Data entries:

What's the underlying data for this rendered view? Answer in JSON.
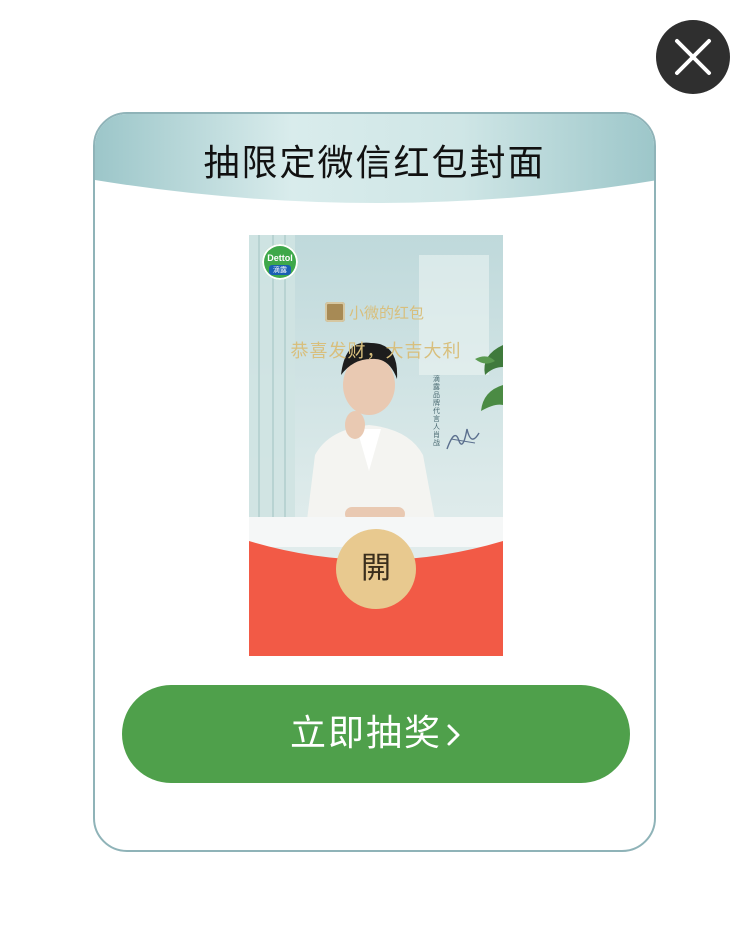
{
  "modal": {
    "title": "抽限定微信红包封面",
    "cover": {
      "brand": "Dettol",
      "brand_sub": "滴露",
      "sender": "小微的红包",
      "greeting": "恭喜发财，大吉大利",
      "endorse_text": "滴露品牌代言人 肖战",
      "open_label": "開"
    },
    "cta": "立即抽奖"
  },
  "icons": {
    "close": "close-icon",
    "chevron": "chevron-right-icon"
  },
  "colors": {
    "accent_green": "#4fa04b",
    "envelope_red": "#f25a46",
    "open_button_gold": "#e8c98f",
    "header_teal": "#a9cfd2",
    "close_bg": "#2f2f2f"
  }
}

--

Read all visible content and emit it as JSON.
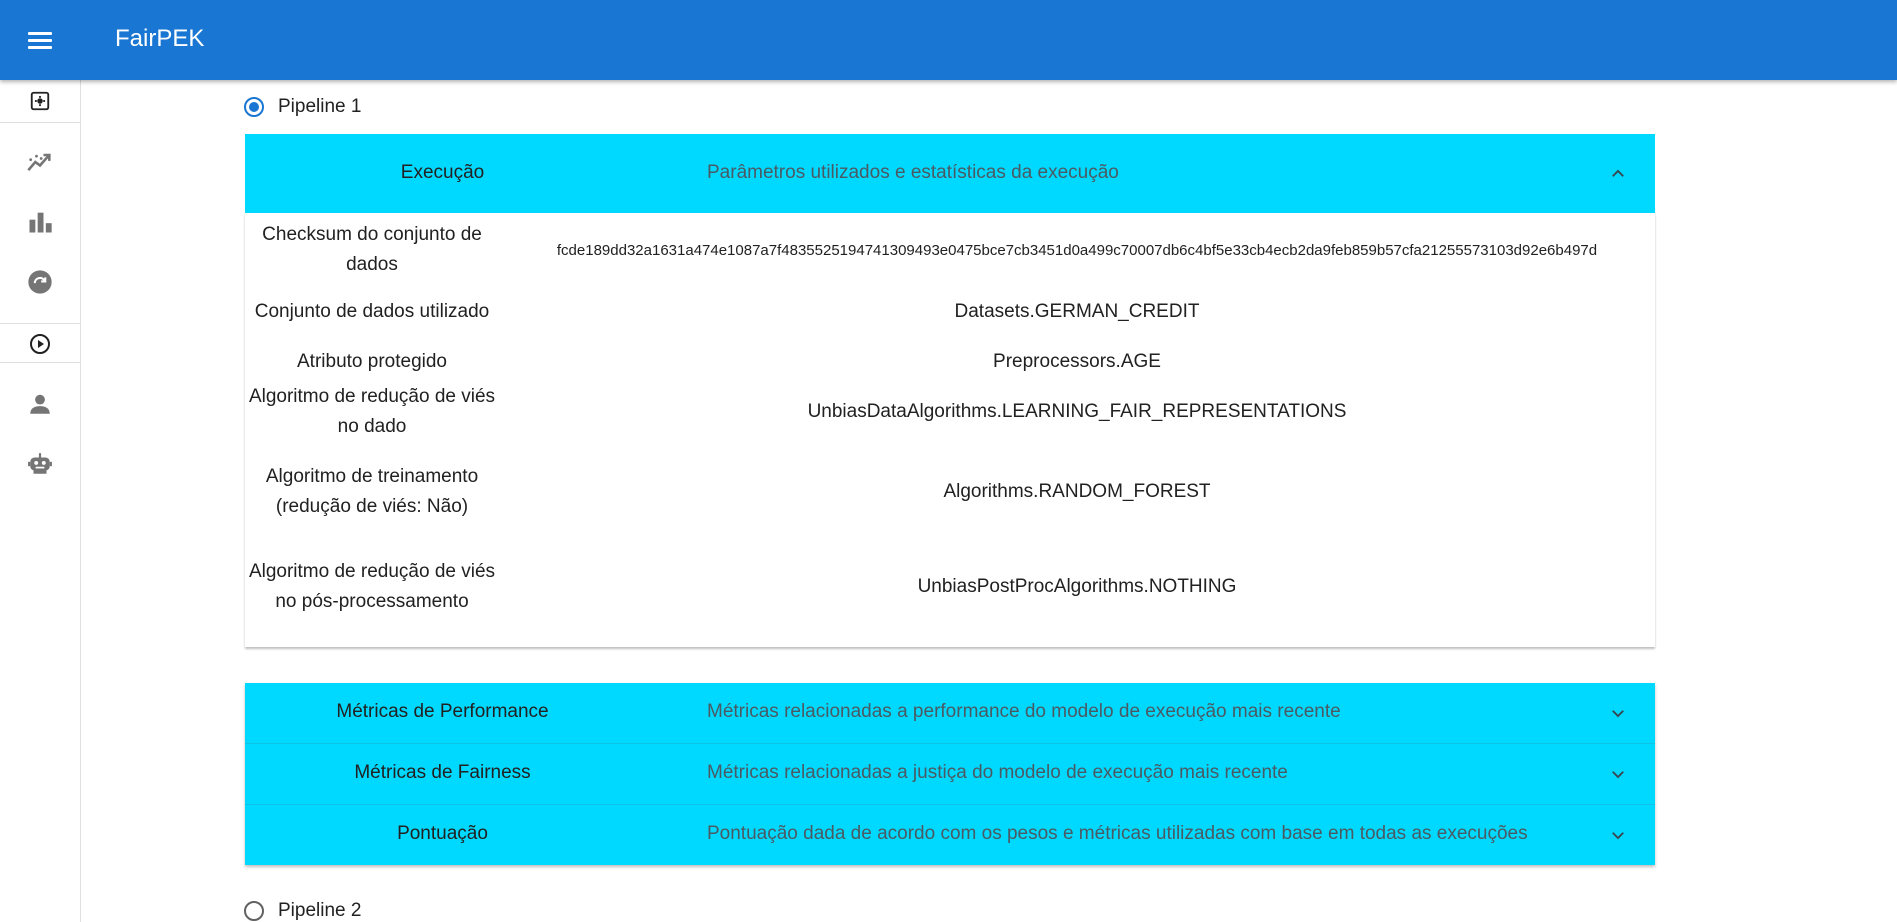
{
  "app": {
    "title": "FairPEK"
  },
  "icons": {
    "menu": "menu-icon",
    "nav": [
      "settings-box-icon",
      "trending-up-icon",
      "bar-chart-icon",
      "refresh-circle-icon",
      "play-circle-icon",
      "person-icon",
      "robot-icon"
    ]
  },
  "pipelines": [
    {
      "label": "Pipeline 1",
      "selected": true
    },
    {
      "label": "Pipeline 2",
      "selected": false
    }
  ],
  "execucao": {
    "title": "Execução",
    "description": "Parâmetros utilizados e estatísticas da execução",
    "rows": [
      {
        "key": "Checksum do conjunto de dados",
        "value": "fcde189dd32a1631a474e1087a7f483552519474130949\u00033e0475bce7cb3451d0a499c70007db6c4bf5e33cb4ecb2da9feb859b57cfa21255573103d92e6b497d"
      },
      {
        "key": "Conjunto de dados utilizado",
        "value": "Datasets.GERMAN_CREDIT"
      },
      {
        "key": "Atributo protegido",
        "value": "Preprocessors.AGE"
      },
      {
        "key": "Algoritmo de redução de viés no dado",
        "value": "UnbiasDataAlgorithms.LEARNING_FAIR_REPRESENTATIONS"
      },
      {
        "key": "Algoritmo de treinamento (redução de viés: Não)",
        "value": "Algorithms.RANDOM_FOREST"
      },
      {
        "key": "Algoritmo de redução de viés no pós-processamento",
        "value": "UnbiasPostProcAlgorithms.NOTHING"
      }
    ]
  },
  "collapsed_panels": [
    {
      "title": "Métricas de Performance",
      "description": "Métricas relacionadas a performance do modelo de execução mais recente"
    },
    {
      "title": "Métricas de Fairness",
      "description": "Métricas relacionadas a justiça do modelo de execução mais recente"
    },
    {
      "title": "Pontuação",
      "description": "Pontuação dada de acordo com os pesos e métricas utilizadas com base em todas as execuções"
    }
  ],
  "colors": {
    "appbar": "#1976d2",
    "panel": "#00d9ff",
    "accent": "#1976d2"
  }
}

--

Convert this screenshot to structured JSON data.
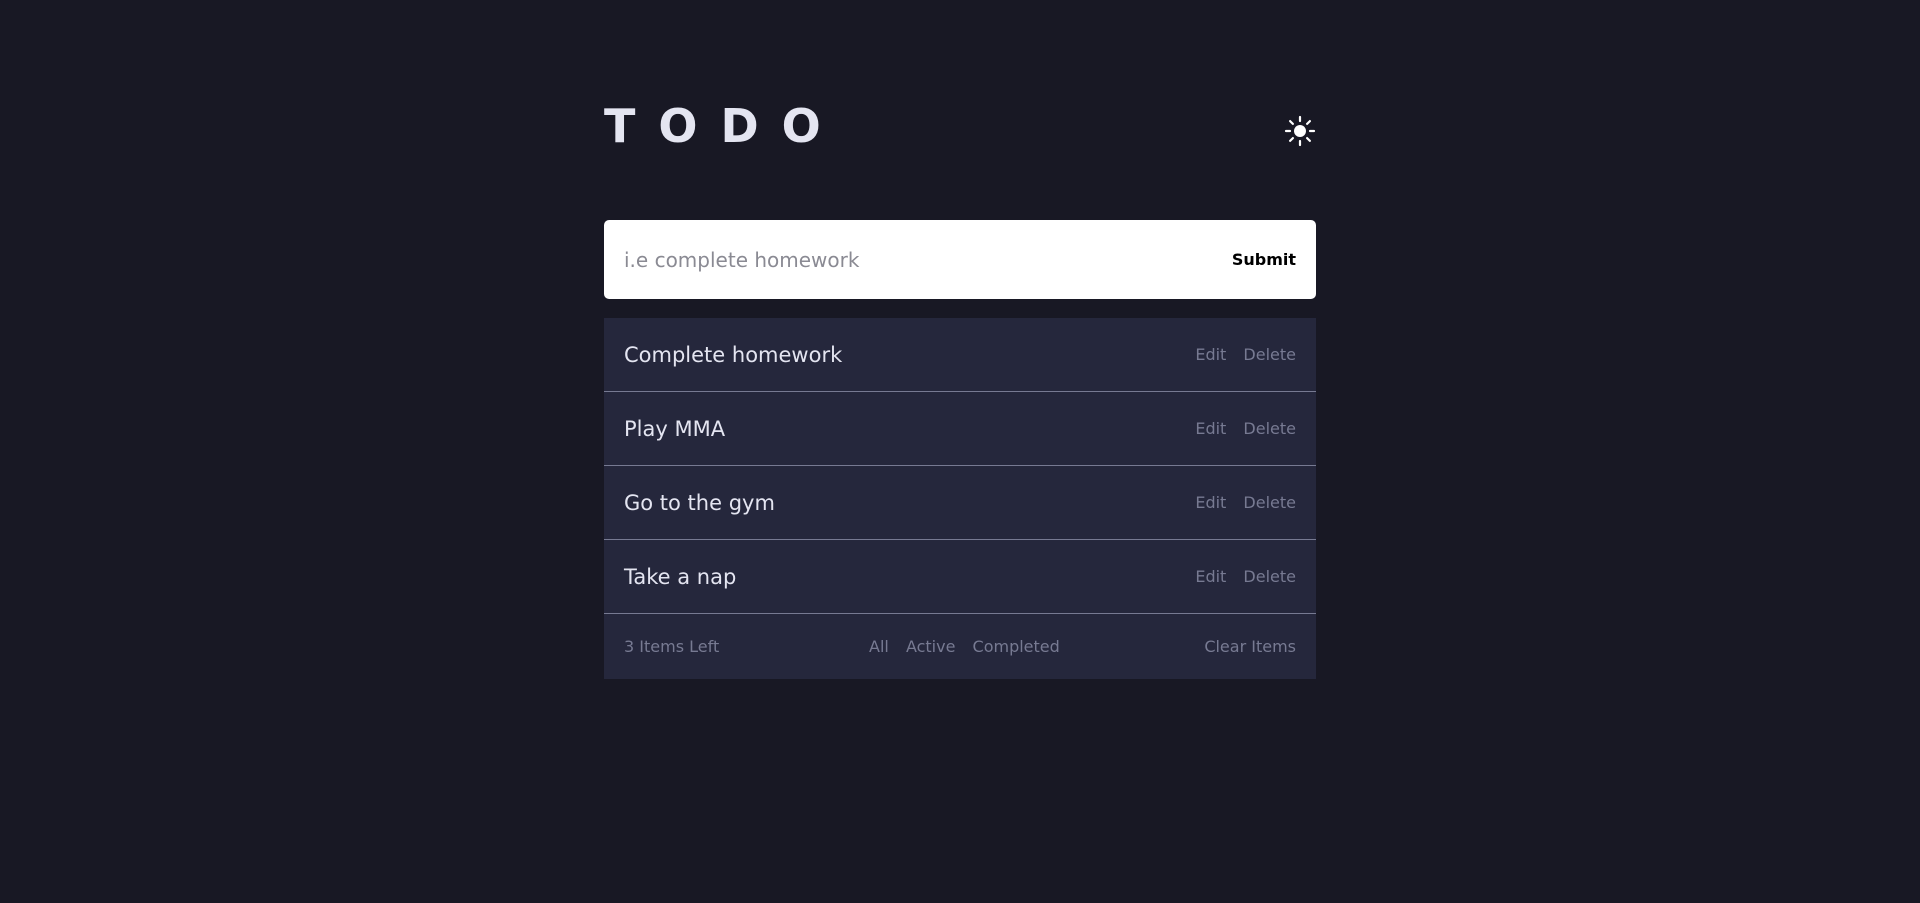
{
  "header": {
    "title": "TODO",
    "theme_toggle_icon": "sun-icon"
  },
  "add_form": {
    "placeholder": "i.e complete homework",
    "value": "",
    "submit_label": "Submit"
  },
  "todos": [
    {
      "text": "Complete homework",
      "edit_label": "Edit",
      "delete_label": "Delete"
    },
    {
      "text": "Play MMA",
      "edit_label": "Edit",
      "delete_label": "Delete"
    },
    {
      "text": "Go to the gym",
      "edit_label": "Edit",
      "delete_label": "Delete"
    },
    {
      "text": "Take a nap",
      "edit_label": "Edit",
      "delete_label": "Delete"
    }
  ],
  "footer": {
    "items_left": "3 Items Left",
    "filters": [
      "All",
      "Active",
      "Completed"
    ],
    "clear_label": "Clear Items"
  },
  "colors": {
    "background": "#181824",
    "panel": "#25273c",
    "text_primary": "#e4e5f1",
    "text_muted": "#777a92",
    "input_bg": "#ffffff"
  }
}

SHORT EXERCISE: Collect from the data above every line that includes "Items".

ANSWER TO THIS TASK:
    "items_left": "3 Items Left",
    "clear_label": "Clear Items"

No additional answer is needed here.